• DIRECTIONS: Gather from the listing below each line that includes the word "JSON", and copy it.

• DATA EXTRACT:
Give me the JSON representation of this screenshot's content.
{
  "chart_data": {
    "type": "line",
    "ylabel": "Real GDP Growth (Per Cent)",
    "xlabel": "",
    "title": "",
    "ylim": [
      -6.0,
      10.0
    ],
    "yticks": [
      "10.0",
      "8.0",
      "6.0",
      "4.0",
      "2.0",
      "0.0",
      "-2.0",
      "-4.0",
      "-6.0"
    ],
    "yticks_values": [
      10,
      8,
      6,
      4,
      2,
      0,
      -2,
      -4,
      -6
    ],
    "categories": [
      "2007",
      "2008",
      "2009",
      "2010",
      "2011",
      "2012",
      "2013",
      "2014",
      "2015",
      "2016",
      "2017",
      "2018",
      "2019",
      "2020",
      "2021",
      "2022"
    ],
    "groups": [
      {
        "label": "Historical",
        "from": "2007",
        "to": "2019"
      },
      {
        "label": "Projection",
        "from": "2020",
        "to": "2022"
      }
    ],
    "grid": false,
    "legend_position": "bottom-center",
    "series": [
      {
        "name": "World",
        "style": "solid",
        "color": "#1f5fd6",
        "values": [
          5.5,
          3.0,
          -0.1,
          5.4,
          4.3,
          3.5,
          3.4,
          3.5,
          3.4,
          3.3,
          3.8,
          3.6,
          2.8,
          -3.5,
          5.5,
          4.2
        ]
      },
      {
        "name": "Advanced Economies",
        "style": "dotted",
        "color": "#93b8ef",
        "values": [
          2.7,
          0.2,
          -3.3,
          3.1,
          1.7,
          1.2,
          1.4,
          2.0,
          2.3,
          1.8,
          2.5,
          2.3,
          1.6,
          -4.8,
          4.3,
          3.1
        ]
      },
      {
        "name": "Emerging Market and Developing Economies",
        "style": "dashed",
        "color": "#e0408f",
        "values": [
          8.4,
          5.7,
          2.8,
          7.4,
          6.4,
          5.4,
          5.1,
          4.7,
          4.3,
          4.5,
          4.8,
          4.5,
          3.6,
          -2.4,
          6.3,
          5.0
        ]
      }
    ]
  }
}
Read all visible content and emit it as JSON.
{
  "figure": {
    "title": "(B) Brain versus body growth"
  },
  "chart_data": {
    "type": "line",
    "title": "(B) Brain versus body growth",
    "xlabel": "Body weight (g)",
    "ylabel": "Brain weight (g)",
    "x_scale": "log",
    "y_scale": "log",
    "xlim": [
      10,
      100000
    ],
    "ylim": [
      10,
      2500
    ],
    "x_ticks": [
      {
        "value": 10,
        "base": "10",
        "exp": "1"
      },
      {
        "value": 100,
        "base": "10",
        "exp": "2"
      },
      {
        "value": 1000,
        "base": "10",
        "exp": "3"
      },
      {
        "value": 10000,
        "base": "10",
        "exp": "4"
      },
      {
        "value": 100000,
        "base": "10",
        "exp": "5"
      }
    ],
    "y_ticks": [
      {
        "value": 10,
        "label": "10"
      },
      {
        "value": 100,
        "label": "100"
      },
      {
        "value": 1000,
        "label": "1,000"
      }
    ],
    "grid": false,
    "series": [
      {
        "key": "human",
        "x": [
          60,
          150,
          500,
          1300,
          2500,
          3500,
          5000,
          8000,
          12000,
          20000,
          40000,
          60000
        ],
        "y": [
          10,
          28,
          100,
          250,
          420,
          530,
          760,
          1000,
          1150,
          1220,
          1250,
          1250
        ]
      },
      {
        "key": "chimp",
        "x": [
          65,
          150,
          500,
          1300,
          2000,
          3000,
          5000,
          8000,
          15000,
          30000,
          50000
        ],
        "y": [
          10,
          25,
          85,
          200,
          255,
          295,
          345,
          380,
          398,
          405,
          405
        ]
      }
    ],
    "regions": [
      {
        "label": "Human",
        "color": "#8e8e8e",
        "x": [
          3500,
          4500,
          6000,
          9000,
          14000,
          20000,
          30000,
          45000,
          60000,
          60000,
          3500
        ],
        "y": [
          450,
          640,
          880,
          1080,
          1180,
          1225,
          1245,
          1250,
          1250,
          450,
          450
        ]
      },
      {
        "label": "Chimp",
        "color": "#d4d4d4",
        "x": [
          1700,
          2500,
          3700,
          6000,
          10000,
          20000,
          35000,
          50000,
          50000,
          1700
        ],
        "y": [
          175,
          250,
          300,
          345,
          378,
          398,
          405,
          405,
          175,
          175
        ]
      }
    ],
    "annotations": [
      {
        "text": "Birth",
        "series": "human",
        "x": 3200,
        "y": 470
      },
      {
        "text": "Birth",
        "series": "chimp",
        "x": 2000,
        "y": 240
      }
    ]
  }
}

• WRITTEN SOLUTION:
Give me the JSON representation of this screenshot's content.
Read all visible content and emit it as JSON.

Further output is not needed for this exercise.